» **Text block**:
——————

11. The apparatus as in claim 5 in which said tilt meters indicate
the tilt in at least one direction, and including means to position
said tilt meters such that said at least one direction lies in the
line toward said first well.
12. In a system for monitoring the progress of the flame front in
an underground combustion operation, wherein the combustion takes
place in a selected subsurface geological formation F, in which the
overburden above said formation F is supported in part by
combustible material within said formation F, the method of
monitoring the position and progress of said flame front,
comprising;
(a) providing at least a first well drilled to the depth of said
formation F, in which said combustion is to be initiated;
(b) providing at least a second well, spaced from said first well,
to said formation F, through which products of said combustion can
be brought to the surface;
(c) providing a source of combustion air to said first well at a
selected super atmospheric pressure;
(d) positioning a plurality of tilt meters, at or near the surface
of the earth, in at least one selected spaced array, between said
first and second wells;
(e) igniting said combustible material in said formation F, at said
first well, to provide a flame front;
whereby, as said combustible material is burned, under the pressure
of said combustion air, said flame will progress outwardly from
said first to said second well;
(f) recording the output of said tilt meters as a function of time
during the progress of said flame front past the position of at
least one of said tilt meters; and
(g) said tilt meters are designed to indicate tilt in 2 orthogonal
directions, and positioning said tilt meters by aligning one of
said directions along the line to said first well.

——————

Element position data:
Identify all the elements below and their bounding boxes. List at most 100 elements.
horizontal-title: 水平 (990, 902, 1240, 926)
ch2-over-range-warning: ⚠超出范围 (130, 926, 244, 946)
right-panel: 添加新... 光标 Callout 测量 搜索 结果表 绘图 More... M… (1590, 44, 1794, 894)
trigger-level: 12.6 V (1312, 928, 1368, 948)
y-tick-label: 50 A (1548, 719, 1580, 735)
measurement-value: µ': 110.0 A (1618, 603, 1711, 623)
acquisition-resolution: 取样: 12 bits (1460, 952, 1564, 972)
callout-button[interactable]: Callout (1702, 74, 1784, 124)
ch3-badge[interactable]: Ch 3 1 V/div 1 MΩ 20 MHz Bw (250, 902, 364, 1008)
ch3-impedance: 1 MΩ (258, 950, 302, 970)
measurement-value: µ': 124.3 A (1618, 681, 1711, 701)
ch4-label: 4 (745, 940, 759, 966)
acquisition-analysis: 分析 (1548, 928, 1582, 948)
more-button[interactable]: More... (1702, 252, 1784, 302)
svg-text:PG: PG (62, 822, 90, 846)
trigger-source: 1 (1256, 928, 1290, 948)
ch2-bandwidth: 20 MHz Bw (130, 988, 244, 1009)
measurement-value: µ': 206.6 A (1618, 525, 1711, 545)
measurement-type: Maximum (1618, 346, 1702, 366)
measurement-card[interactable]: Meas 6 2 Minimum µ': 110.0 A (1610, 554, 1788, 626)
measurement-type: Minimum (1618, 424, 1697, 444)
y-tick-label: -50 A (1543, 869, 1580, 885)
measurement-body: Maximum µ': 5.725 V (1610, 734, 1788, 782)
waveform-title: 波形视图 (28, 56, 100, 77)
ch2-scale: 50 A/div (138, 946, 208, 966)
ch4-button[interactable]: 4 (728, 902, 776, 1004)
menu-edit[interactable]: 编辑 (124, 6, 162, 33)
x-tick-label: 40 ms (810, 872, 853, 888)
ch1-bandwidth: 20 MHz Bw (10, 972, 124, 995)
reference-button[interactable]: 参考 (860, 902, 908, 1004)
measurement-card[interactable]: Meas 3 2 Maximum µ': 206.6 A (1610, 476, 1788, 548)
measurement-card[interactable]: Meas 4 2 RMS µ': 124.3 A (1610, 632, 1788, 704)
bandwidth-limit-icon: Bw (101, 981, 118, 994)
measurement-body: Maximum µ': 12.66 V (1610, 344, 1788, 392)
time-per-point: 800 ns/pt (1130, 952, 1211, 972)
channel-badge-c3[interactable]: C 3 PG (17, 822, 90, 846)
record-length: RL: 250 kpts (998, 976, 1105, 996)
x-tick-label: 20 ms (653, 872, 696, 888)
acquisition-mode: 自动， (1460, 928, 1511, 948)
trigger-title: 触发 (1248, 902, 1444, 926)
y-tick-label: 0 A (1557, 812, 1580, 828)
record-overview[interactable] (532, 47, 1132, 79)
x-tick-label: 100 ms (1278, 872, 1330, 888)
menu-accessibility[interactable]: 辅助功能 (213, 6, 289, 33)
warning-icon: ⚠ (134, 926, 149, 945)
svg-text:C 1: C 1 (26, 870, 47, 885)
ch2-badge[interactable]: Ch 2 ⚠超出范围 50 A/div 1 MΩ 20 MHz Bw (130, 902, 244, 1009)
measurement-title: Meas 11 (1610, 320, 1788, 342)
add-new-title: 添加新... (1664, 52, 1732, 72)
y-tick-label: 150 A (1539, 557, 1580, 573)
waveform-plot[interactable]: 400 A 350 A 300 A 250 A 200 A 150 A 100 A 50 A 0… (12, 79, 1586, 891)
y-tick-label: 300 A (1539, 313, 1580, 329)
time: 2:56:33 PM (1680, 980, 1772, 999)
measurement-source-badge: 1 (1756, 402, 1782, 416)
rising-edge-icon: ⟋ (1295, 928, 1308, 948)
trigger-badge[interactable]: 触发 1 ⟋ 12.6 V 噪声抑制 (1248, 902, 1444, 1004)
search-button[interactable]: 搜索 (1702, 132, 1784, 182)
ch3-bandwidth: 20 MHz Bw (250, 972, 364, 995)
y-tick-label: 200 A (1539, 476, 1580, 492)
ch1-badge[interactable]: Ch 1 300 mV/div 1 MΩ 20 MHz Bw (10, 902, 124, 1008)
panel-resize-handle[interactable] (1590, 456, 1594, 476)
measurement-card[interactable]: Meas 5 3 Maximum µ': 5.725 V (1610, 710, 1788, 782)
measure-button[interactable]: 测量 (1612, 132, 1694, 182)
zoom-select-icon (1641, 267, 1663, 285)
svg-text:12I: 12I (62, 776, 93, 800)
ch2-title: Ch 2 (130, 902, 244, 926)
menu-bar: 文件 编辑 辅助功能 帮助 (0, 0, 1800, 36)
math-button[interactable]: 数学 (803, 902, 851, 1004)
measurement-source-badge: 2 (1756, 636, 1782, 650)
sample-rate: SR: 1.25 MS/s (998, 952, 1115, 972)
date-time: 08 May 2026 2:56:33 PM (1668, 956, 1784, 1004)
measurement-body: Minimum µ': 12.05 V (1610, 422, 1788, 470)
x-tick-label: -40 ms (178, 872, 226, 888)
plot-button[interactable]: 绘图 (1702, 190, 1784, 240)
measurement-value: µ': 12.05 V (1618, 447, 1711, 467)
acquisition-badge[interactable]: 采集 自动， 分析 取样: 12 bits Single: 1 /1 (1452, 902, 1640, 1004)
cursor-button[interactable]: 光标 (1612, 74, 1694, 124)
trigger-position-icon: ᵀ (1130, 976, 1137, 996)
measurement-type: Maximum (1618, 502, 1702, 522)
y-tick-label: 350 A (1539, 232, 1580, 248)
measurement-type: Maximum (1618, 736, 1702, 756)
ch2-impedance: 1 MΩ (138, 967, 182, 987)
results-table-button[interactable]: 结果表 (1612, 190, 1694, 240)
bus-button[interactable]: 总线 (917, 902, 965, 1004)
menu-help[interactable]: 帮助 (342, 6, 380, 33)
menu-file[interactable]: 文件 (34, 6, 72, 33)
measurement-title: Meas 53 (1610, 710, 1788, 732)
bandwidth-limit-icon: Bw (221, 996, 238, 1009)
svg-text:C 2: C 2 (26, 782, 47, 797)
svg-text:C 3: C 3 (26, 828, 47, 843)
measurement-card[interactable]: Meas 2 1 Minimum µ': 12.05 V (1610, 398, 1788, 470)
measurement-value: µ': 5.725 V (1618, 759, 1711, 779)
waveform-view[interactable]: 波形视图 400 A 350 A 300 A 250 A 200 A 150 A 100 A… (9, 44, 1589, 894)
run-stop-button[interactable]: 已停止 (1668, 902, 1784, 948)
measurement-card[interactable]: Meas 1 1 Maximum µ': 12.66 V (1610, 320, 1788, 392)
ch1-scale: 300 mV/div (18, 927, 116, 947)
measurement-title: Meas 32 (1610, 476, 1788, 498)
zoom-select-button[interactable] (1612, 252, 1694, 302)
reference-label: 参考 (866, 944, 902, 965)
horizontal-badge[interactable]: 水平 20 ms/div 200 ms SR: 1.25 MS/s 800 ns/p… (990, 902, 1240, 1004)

——————

Continue the patent claims on tracking an underground combustion flame front with tilt meters, starting right after the last claim shown.

» **Response**:
13. In a system for underground combustion of a combustible
material in a selected subsurface geological formation F at a
selected depth D below the surface, said system including a first
input well drilled to a depth D to said formation F and adapted to
receive air at a selected pressure P for combustion of said
combustible material, at least one second output well drilled to
depth D to said formation F, through which products of said
combustion can be brought to the surface;
apparatus for monitoring the outward progress of the flame front
from said first well, comprising;
(a) a plurality of tilt meters to be positioned at or near the
surface of the earth, arranged in at least one array between said
first well and said second well;
(b) means to supply air under pressure to said input well, and to
ignite said combustible material in said formation F at said first
well;
whereby a flame front will be started, which will travel outwardly
as a function of the integrated flow of air supplied to said first
well;
(c) means for recording the output signals from said tilt meters as
a function of time; and
in which at least one of said tilt meters is positioned in the
earth in a positioning system, comprising;
(1) a drilled shallow borehole in the earth;
(2) a support casing comprising a piece of pipe closed at the
bottom, of selected length and diameter, positioned in said
borehole, surrounded by tamped sand in the annulus between said
pipe and the earth;
(3) a plurality of angularly-spaced radial positioning screws
through said pipe near its top end;
(4) said tilt meter attached to a tubular support means and
positioned vertically inside said pipe; sand poured around said
tubular support means at its bottom end;
the upper end of said tubular support means locked by said
positioning screws to hold said support means vertical.
(5) a streamlined cover means over said borehole at the surface;
and
(6) the void space under said streamlined cover means filled with
thermal insulation means.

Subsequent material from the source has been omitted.